WORKING DATA -
(begin)
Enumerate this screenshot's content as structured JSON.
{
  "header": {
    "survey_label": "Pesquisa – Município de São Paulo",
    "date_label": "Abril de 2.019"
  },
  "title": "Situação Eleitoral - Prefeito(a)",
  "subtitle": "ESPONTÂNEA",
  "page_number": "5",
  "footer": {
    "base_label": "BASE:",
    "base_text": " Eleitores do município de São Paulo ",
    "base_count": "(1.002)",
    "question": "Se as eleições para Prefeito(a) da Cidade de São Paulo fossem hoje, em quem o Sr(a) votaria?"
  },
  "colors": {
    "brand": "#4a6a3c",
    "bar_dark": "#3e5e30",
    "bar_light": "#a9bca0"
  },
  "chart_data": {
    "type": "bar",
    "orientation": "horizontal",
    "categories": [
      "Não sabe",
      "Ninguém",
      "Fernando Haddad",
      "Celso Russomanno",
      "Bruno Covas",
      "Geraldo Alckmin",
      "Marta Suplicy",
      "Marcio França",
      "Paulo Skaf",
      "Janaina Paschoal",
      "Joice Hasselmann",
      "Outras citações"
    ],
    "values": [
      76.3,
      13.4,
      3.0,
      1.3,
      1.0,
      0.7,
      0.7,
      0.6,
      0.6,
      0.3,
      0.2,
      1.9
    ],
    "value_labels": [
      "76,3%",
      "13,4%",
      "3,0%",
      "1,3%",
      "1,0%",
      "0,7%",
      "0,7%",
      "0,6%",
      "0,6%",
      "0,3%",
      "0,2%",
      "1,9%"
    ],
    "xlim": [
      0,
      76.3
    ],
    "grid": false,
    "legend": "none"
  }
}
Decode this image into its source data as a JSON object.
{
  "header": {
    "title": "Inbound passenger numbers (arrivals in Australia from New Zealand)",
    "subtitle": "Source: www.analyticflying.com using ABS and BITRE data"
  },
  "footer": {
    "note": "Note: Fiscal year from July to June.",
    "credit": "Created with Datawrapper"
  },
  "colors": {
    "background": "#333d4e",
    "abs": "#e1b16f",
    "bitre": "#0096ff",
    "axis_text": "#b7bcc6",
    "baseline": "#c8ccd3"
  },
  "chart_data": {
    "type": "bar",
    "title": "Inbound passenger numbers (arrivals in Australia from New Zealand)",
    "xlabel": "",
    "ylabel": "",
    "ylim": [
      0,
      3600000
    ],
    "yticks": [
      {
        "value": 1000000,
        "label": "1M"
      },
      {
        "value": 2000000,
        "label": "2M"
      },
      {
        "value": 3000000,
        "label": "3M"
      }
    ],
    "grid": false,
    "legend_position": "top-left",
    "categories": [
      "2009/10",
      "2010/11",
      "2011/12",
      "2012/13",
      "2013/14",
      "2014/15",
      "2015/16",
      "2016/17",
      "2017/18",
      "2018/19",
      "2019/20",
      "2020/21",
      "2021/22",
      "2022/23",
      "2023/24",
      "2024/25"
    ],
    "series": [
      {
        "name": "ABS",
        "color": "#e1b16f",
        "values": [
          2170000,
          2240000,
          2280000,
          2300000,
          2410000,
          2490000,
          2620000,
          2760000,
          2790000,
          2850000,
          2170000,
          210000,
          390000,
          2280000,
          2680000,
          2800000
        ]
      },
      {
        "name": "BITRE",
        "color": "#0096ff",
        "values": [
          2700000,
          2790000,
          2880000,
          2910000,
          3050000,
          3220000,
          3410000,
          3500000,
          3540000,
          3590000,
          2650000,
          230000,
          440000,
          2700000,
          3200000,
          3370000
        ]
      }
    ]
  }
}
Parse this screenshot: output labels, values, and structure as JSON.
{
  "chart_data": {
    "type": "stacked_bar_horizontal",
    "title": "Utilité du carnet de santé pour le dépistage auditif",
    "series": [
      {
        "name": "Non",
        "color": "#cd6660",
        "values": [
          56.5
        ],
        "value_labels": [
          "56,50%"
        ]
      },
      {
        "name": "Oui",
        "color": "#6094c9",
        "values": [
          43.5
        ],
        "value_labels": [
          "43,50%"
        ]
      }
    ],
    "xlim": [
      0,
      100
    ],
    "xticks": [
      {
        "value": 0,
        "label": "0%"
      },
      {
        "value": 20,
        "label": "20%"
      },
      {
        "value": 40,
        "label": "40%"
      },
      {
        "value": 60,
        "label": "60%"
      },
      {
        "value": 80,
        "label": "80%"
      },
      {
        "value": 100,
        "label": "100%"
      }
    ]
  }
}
(end)
In the records above, return only the line that contains "Parse this screenshot: output" and every line after it through the last, exactly as they appear.

COMPLETE RESPONSE -
Parse this screenshot: output labels, values, and structure as JSON.
{
  "chart_data": {
    "type": "stacked_bar_horizontal",
    "title": "Utilité du carnet de santé pour le dépistage auditif",
    "series": [
      {
        "name": "Non",
        "color": "#cd6660",
        "values": [
          56.5
        ],
        "value_labels": [
          "56,50%"
        ]
      },
      {
        "name": "Oui",
        "color": "#6094c9",
        "values": [
          43.5
        ],
        "value_labels": [
          "43,50%"
        ]
      }
    ],
    "xlim": [
      0,
      100
    ],
    "xticks": [
      {
        "value": 0,
        "label": "0%"
      },
      {
        "value": 20,
        "label": "20%"
      },
      {
        "value": 40,
        "label": "40%"
      },
      {
        "value": 60,
        "label": "60%"
      },
      {
        "value": 80,
        "label": "80%"
      },
      {
        "value": 100,
        "label": "100%"
      }
    ]
  }
}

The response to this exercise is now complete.